STATED TASK: Pull every "impacts" line out of the data below.

WORKING DATA:
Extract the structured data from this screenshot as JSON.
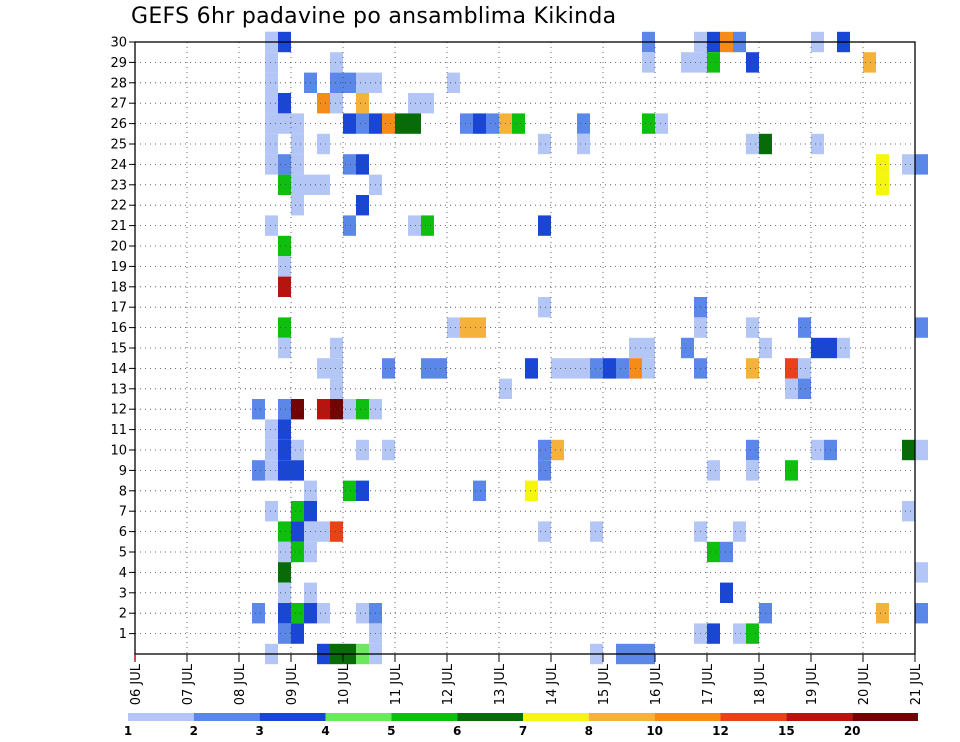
{
  "title": "GEFS 6hr padavine po ansamblima Kikinda",
  "chart_data": {
    "type": "heatmap",
    "title": "GEFS 6hr padavine po ansamblima Kikinda",
    "xlabel": "",
    "ylabel": "",
    "x_range": [
      "06 JUL",
      "21 JUL"
    ],
    "x_step": "6hr",
    "x_ticks": [
      "06 JUL",
      "07 JUL",
      "08 JUL",
      "09 JUL",
      "10 JUL",
      "11 JUL",
      "12 JUL",
      "13 JUL",
      "14 JUL",
      "15 JUL",
      "16 JUL",
      "17 JUL",
      "18 JUL",
      "19 JUL",
      "20 JUL",
      "21 JUL"
    ],
    "y_ticks": [
      1,
      2,
      3,
      4,
      5,
      6,
      7,
      8,
      9,
      10,
      11,
      12,
      13,
      14,
      15,
      16,
      17,
      18,
      19,
      20,
      21,
      22,
      23,
      24,
      25,
      26,
      27,
      28,
      29,
      30
    ],
    "y_range": [
      0,
      30
    ],
    "grid": true,
    "colorbar": {
      "levels": [
        "1",
        "2",
        "3",
        "4",
        "5",
        "6",
        "7",
        "8",
        "10",
        "12",
        "15",
        "20"
      ],
      "colors": [
        "#b3c6f5",
        "#5b87e8",
        "#1a46d6",
        "#6ce85c",
        "#0fbf0f",
        "#076b07",
        "#f5f50f",
        "#f5b23a",
        "#f58c1a",
        "#e8421a",
        "#b8140f",
        "#730404"
      ]
    },
    "cells_format": "[time index (6-hour steps from 06 JUL 00z), ensemble member, color class 0-11]",
    "cells": [
      [
        10,
        30,
        0
      ],
      [
        10,
        29,
        0
      ],
      [
        10,
        28,
        0
      ],
      [
        10,
        27,
        0
      ],
      [
        10,
        26,
        0
      ],
      [
        10,
        25,
        0
      ],
      [
        10,
        24,
        0
      ],
      [
        10,
        21,
        0
      ],
      [
        10,
        11,
        0
      ],
      [
        10,
        10,
        0
      ],
      [
        10,
        9,
        0
      ],
      [
        10,
        7,
        0
      ],
      [
        10,
        0,
        0
      ],
      [
        10,
        30,
        0
      ],
      [
        11,
        30,
        2
      ],
      [
        11,
        27,
        2
      ],
      [
        11,
        26,
        0
      ],
      [
        11,
        24,
        1
      ],
      [
        11,
        23,
        4
      ],
      [
        11,
        20,
        4
      ],
      [
        11,
        19,
        0
      ],
      [
        11,
        18,
        10
      ],
      [
        11,
        16,
        4
      ],
      [
        11,
        15,
        0
      ],
      [
        11,
        12,
        1
      ],
      [
        11,
        11,
        2
      ],
      [
        11,
        10,
        2
      ],
      [
        11,
        9,
        2
      ],
      [
        11,
        6,
        4
      ],
      [
        11,
        5,
        0
      ],
      [
        11,
        4,
        5
      ],
      [
        11,
        3,
        0
      ],
      [
        11,
        2,
        2
      ],
      [
        11,
        1,
        1
      ],
      [
        12,
        26,
        0
      ],
      [
        12,
        25,
        0
      ],
      [
        12,
        24,
        0
      ],
      [
        12,
        23,
        0
      ],
      [
        12,
        22,
        0
      ],
      [
        12,
        12,
        11
      ],
      [
        12,
        10,
        0
      ],
      [
        12,
        9,
        2
      ],
      [
        12,
        7,
        4
      ],
      [
        12,
        6,
        2
      ],
      [
        12,
        5,
        4
      ],
      [
        12,
        2,
        4
      ],
      [
        12,
        1,
        2
      ],
      [
        9,
        12,
        1
      ],
      [
        9,
        2,
        1
      ],
      [
        9,
        9,
        1
      ],
      [
        13,
        28,
        1
      ],
      [
        13,
        23,
        0
      ],
      [
        13,
        7,
        2
      ],
      [
        13,
        8,
        0
      ],
      [
        13,
        6,
        0
      ],
      [
        13,
        5,
        0
      ],
      [
        13,
        3,
        0
      ],
      [
        13,
        2,
        2
      ],
      [
        14,
        27,
        8
      ],
      [
        14,
        23,
        0
      ],
      [
        14,
        25,
        0
      ],
      [
        14,
        14,
        0
      ],
      [
        14,
        12,
        10
      ],
      [
        14,
        6,
        0
      ],
      [
        14,
        2,
        0
      ],
      [
        14,
        0,
        2
      ],
      [
        15,
        29,
        0
      ],
      [
        15,
        28,
        1
      ],
      [
        15,
        27,
        0
      ],
      [
        15,
        15,
        0
      ],
      [
        15,
        14,
        0
      ],
      [
        15,
        13,
        0
      ],
      [
        15,
        12,
        11
      ],
      [
        15,
        6,
        9
      ],
      [
        15,
        0,
        5
      ],
      [
        16,
        28,
        1
      ],
      [
        16,
        26,
        2
      ],
      [
        16,
        24,
        1
      ],
      [
        16,
        21,
        1
      ],
      [
        16,
        12,
        0
      ],
      [
        16,
        8,
        4
      ],
      [
        16,
        0,
        5
      ],
      [
        17,
        28,
        0
      ],
      [
        17,
        27,
        7
      ],
      [
        17,
        26,
        1
      ],
      [
        17,
        24,
        2
      ],
      [
        17,
        22,
        2
      ],
      [
        17,
        12,
        4
      ],
      [
        17,
        10,
        0
      ],
      [
        17,
        8,
        2
      ],
      [
        17,
        2,
        0
      ],
      [
        17,
        0,
        3
      ],
      [
        18,
        28,
        0
      ],
      [
        18,
        26,
        2
      ],
      [
        18,
        23,
        0
      ],
      [
        18,
        12,
        0
      ],
      [
        18,
        2,
        1
      ],
      [
        18,
        1,
        0
      ],
      [
        18,
        0,
        0
      ],
      [
        19,
        26,
        8
      ],
      [
        19,
        14,
        1
      ],
      [
        19,
        10,
        0
      ],
      [
        20,
        26,
        5
      ],
      [
        21,
        27,
        0
      ],
      [
        21,
        26,
        5
      ],
      [
        21,
        21,
        0
      ],
      [
        22,
        27,
        0
      ],
      [
        22,
        21,
        4
      ],
      [
        22,
        14,
        1
      ],
      [
        23,
        14,
        1
      ],
      [
        24,
        28,
        0
      ],
      [
        24,
        16,
        0
      ],
      [
        25,
        26,
        1
      ],
      [
        25,
        16,
        7
      ],
      [
        26,
        26,
        2
      ],
      [
        26,
        16,
        7
      ],
      [
        26,
        8,
        1
      ],
      [
        27,
        26,
        1
      ],
      [
        28,
        26,
        7
      ],
      [
        28,
        13,
        0
      ],
      [
        29,
        26,
        4
      ],
      [
        30,
        14,
        2
      ],
      [
        30,
        8,
        6
      ],
      [
        31,
        25,
        0
      ],
      [
        31,
        21,
        2
      ],
      [
        31,
        17,
        0
      ],
      [
        31,
        10,
        1
      ],
      [
        31,
        9,
        1
      ],
      [
        31,
        6,
        0
      ],
      [
        32,
        14,
        0
      ],
      [
        32,
        10,
        7
      ],
      [
        33,
        14,
        0
      ],
      [
        34,
        26,
        1
      ],
      [
        34,
        25,
        0
      ],
      [
        34,
        14,
        0
      ],
      [
        35,
        14,
        1
      ],
      [
        35,
        6,
        0
      ],
      [
        35,
        0,
        0
      ],
      [
        36,
        14,
        2
      ],
      [
        37,
        14,
        1
      ],
      [
        37,
        0,
        1
      ],
      [
        38,
        15,
        0
      ],
      [
        38,
        14,
        8
      ],
      [
        38,
        0,
        1
      ],
      [
        39,
        30,
        1
      ],
      [
        39,
        29,
        0
      ],
      [
        39,
        26,
        4
      ],
      [
        39,
        15,
        0
      ],
      [
        39,
        14,
        0
      ],
      [
        39,
        0,
        1
      ],
      [
        40,
        26,
        0
      ],
      [
        42,
        29,
        0
      ],
      [
        42,
        15,
        1
      ],
      [
        43,
        30,
        0
      ],
      [
        43,
        29,
        0
      ],
      [
        43,
        17,
        1
      ],
      [
        43,
        16,
        0
      ],
      [
        43,
        14,
        1
      ],
      [
        43,
        6,
        0
      ],
      [
        43,
        1,
        0
      ],
      [
        44,
        30,
        2
      ],
      [
        44,
        29,
        4
      ],
      [
        44,
        9,
        0
      ],
      [
        44,
        5,
        4
      ],
      [
        44,
        1,
        2
      ],
      [
        45,
        30,
        8
      ],
      [
        45,
        5,
        1
      ],
      [
        45,
        3,
        2
      ],
      [
        46,
        30,
        1
      ],
      [
        46,
        6,
        0
      ],
      [
        46,
        1,
        0
      ],
      [
        47,
        29,
        2
      ],
      [
        47,
        25,
        0
      ],
      [
        47,
        16,
        0
      ],
      [
        47,
        14,
        7
      ],
      [
        47,
        10,
        1
      ],
      [
        47,
        9,
        0
      ],
      [
        47,
        1,
        4
      ],
      [
        48,
        25,
        5
      ],
      [
        48,
        15,
        0
      ],
      [
        48,
        2,
        1
      ],
      [
        50,
        14,
        9
      ],
      [
        50,
        13,
        0
      ],
      [
        50,
        9,
        4
      ],
      [
        51,
        16,
        1
      ],
      [
        51,
        14,
        0
      ],
      [
        51,
        13,
        1
      ],
      [
        52,
        30,
        0
      ],
      [
        52,
        25,
        0
      ],
      [
        52,
        15,
        2
      ],
      [
        52,
        10,
        0
      ],
      [
        53,
        15,
        2
      ],
      [
        53,
        10,
        1
      ],
      [
        54,
        30,
        2
      ],
      [
        54,
        15,
        0
      ],
      [
        56,
        29,
        7
      ],
      [
        57,
        24,
        6
      ],
      [
        57,
        23,
        6
      ],
      [
        57,
        2,
        7
      ],
      [
        59,
        24,
        0
      ],
      [
        59,
        7,
        0
      ],
      [
        60,
        24,
        1
      ],
      [
        60,
        16,
        1
      ],
      [
        60,
        10,
        0
      ],
      [
        60,
        4,
        0
      ],
      [
        60,
        2,
        1
      ],
      [
        59,
        10,
        5
      ]
    ]
  }
}
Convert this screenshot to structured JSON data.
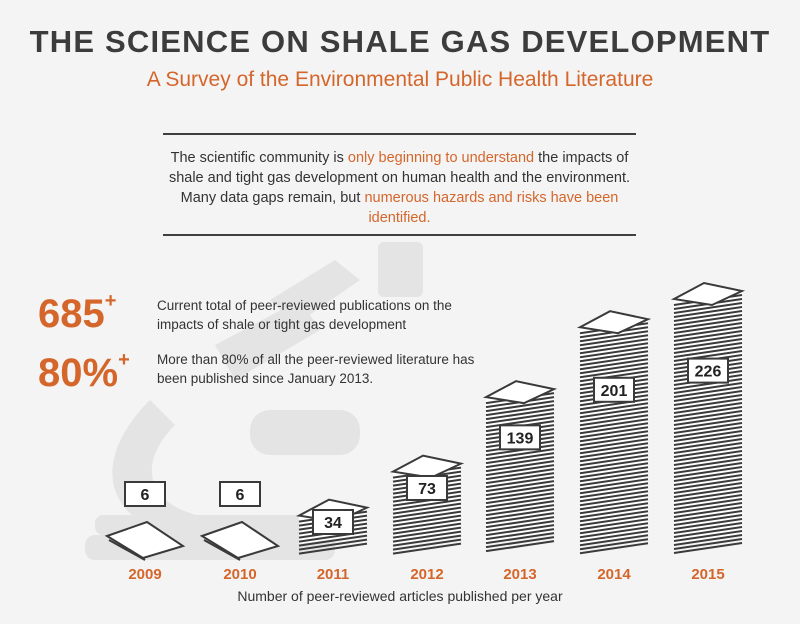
{
  "header": {
    "title": "THE SCIENCE ON SHALE GAS DEVELOPMENT",
    "subtitle": "A Survey of the Environmental Public Health Literature"
  },
  "intro": {
    "part1": "The scientific community is ",
    "highlight1": "only beginning to understand",
    "part2": " the impacts of shale and tight gas development on human health and the environment. Many data gaps remain, but ",
    "highlight2": "numerous hazards and risks have been identified."
  },
  "stats": [
    {
      "value": "685",
      "suffix": "+",
      "text": "Current total of peer-reviewed publications on the impacts of shale or tight gas development"
    },
    {
      "value": "80%",
      "suffix": "+",
      "text": "More than 80% of all the peer-reviewed literature has been published since January 2013."
    }
  ],
  "chart_data": {
    "type": "bar",
    "categories": [
      "2009",
      "2010",
      "2011",
      "2012",
      "2013",
      "2014",
      "2015"
    ],
    "values": [
      6,
      6,
      34,
      73,
      139,
      201,
      226
    ],
    "xlabel": "Number of peer-reviewed articles published per year",
    "ylabel": ""
  },
  "colors": {
    "accent": "#d5662b",
    "text": "#333333",
    "stack": "#3a3a3a",
    "background": "#f4f4f4",
    "watermark": "#e3e3e3"
  }
}
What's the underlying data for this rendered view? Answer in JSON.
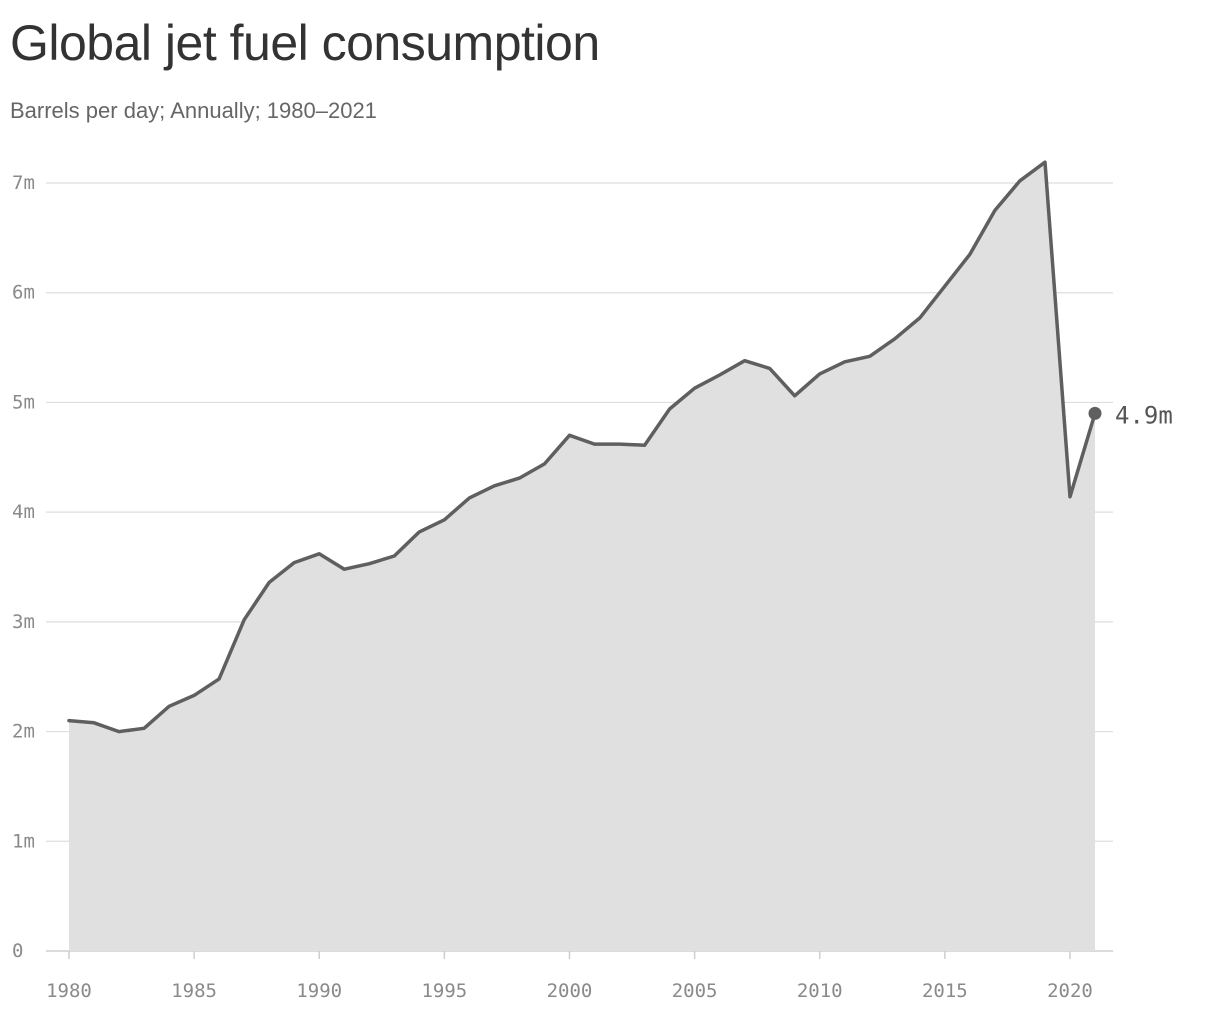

TASK ANSWER:
    "part2": " the impacts of shale and tight gas development on human health and the environment. Many data gaps remain, but ",
      "text": "Current total of peer-reviewed publications on the impacts of shale or tight gas development"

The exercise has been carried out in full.